**Instruction:** From the listing below, extract every line in which the word "title" appears.

**Structured figure records:**

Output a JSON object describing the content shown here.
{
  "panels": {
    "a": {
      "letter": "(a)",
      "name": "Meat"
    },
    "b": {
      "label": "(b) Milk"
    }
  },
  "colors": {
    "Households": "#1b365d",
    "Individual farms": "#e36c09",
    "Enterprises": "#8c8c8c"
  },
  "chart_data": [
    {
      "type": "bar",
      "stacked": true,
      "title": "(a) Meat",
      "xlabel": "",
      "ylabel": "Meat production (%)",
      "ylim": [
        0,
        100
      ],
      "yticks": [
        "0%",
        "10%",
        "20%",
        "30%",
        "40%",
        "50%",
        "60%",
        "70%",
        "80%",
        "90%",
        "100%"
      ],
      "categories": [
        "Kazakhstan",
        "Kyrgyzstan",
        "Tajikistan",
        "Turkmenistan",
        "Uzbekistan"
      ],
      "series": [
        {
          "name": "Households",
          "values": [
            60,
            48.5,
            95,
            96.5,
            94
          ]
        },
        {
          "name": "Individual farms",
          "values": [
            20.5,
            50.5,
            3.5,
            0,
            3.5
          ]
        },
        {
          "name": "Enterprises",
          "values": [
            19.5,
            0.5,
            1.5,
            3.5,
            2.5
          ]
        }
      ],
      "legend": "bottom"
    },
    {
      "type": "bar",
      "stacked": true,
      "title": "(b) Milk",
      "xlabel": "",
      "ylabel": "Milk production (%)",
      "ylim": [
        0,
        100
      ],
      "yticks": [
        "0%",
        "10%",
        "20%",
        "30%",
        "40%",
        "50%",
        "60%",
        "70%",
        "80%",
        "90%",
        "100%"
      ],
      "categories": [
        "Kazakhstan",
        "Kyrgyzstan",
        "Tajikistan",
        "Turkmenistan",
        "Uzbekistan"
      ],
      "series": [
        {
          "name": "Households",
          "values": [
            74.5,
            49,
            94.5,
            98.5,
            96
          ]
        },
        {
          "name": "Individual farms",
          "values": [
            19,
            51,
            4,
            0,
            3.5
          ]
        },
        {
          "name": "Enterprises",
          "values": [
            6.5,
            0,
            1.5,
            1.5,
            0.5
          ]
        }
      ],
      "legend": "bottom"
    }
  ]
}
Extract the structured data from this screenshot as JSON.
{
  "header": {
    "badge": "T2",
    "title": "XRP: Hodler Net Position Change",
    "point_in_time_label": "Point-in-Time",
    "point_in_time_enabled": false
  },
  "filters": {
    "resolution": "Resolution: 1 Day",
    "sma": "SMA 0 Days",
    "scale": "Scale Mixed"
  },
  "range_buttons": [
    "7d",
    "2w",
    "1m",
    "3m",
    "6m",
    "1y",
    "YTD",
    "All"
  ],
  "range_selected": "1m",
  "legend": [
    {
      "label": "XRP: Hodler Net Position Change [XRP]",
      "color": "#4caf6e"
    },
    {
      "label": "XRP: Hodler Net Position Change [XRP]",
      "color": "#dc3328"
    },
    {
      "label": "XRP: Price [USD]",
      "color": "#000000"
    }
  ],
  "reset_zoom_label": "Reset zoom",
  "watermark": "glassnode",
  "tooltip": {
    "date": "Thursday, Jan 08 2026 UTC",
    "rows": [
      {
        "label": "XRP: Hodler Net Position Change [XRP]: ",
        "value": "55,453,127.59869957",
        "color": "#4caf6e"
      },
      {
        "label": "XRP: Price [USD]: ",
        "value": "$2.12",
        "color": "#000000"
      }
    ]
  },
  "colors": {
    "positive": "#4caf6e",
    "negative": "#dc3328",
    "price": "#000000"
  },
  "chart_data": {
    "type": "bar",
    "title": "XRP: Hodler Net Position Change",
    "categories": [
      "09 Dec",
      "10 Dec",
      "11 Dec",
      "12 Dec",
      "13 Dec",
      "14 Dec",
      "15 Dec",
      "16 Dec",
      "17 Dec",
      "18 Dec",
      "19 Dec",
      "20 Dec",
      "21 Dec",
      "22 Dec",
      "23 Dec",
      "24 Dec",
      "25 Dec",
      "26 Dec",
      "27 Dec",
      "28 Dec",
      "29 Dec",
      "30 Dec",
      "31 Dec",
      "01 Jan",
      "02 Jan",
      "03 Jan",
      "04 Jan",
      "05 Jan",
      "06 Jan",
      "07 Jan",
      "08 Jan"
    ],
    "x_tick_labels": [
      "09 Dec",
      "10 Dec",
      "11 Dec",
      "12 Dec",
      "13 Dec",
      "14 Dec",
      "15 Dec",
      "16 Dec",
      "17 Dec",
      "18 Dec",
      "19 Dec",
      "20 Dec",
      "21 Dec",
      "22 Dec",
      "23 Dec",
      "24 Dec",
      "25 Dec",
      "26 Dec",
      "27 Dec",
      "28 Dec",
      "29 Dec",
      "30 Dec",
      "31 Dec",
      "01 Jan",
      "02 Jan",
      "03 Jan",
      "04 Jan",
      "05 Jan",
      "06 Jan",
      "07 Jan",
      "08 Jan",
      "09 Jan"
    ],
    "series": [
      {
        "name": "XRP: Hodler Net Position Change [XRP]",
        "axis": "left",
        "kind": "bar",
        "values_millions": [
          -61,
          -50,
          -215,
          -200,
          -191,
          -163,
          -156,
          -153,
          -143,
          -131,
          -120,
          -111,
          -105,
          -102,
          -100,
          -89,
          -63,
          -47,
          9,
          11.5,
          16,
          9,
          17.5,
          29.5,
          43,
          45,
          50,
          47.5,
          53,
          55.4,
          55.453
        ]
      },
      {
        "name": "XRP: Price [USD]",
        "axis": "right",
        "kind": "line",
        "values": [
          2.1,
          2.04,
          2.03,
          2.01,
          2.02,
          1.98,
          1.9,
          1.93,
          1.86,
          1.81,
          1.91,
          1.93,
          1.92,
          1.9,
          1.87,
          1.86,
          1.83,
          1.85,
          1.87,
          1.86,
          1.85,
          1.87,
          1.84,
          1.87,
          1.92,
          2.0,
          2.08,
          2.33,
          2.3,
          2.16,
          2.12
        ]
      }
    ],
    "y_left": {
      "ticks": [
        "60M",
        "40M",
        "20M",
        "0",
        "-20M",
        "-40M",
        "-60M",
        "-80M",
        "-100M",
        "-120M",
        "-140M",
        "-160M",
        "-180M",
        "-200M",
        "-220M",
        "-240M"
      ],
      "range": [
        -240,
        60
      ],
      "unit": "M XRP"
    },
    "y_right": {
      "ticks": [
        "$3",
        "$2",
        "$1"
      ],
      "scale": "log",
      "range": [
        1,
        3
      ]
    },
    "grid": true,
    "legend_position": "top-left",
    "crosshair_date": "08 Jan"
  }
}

**The solution:**
      "title": "(a) Meat",
      "title": "(b) Milk",
    "title": "XRP: Hodler Net Position Change",
    "title": "XRP: Hodler Net Position Change",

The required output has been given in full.